## Texto para leer
______

Así como los ratones son expuestos a estímulos para observar sus reacciones, los algoritmos que operan detrás de las plataformas digitales ajustan constantemente sus parámetros para maximizar nuestro tiempo de permanencia, predecir nuestras elecciones y, en última instancia, dirigir nuestro comportamiento. No hay jaulas visibles ni electrodos conectados a nuestros cerebros, pero sí hay notificaciones, recompensas intermitentes, scroll infinito, interfaces cuidadosamente diseñadas y sistemas de recomendación que actúan como refuerzos positivos o negativos. En este entorno, el laboratorio no tiene paredes y el experimento no tiene fecha de finalización.
Lo más inquietante, quizás, es que este experimento no está guiado por la curiosidad científica o por un afán de conocimiento para mejorar la vida de las personas, sino por intereses económicos que buscan maximizar beneficios a partir de nuestra atención, nuestras emociones y nuestros hábitos. Nos convertimos tanto en sujetos de estudio como de explotación, mientras las empresas que diseñan estas aplicaciones y servicios acumulan cantidades masivas de datos que les permiten conocernos mejor que nosotros mismos y monetizar dicho conocimiento.
Y sin embargo, seguimos adelante, navegando, clickando, scrolleando, compartiendo, aceptando complejas condiciones de uso sin leerlas, confesando nuestra intimidad a los chatbots, integrando, en suma, cada nueva tecnología en nuestra vida con la misma naturalidad con la que se adopta un electrodoméstico. La eficiencia y la conveniencia están desplazando a la cautela y la reflexión. La pregunta no es solo qué hacen estas tecnologías con nosotros, sino qué dejamos de ser al incorporarlas sin cuestionamiento en nuestras vidas.

______

## Consigna 1
Escribe tal cual el fragmento del texto sobre los algoritmos que va desde "Y sin embargo, seguimos" hasta "en nuestras vidas.".
## Consigna 2
Según el texto sobre los algoritmos, ¿qué está desplazando a la cautela y la reflexión?
Responde basándote únicamente en el texto.

(Elementos del conjunto de datos)

______

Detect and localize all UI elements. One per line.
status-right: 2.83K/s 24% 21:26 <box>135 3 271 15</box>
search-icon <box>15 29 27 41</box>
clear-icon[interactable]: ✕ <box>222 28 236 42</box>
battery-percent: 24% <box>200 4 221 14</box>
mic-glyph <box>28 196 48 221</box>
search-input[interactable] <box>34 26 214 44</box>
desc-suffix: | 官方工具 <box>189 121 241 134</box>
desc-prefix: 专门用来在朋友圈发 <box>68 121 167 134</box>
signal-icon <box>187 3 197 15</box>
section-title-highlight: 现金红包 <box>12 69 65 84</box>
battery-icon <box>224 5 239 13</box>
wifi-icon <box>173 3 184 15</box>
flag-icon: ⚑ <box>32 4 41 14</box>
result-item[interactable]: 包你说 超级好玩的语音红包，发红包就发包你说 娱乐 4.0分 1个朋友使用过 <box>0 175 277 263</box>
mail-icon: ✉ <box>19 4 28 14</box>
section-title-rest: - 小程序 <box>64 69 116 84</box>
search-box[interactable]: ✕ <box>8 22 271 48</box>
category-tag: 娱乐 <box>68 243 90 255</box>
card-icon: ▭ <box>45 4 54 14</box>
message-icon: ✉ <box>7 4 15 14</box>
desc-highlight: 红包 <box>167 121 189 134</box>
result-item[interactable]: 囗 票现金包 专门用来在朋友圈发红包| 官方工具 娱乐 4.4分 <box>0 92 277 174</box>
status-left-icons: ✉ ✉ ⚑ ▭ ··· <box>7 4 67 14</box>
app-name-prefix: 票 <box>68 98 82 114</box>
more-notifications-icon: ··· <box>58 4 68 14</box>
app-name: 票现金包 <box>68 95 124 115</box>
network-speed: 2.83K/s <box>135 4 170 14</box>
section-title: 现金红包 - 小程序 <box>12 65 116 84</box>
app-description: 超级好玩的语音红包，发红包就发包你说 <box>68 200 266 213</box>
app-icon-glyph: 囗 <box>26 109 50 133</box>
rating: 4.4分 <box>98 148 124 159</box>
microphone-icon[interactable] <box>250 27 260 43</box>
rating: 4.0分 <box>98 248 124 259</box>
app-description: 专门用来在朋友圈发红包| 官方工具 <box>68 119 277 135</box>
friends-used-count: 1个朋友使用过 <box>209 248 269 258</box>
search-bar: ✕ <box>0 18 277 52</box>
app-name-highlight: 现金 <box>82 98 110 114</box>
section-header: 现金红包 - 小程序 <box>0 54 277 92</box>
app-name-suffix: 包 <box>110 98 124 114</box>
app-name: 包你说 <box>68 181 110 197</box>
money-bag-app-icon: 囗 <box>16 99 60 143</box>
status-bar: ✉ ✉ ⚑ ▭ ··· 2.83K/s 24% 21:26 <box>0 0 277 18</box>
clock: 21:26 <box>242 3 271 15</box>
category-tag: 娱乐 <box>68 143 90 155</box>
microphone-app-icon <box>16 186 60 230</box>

______

## Respuesta escrita 1
Y sin embargo, seguimos adelante, navegando, clickando, scrolleando, compartiendo, aceptando complejas condiciones de uso sin leerlas, confesando nuestra intimidad a los chatbots, integrando, en suma, cada nueva tecnología en nuestra vida con la misma naturalidad con la que se adopta un electrodoméstico. La eficiencia y la conveniencia están desplazando a la cautela y la reflexión. La pregunta no es solo qué hacen estas tecnologías con nosotros, sino qué dejamos de ser al incorporarlas sin cuestionamiento en nuestras vidas.

## Respuesta escrita 2
La eficiencia y la conveniencia.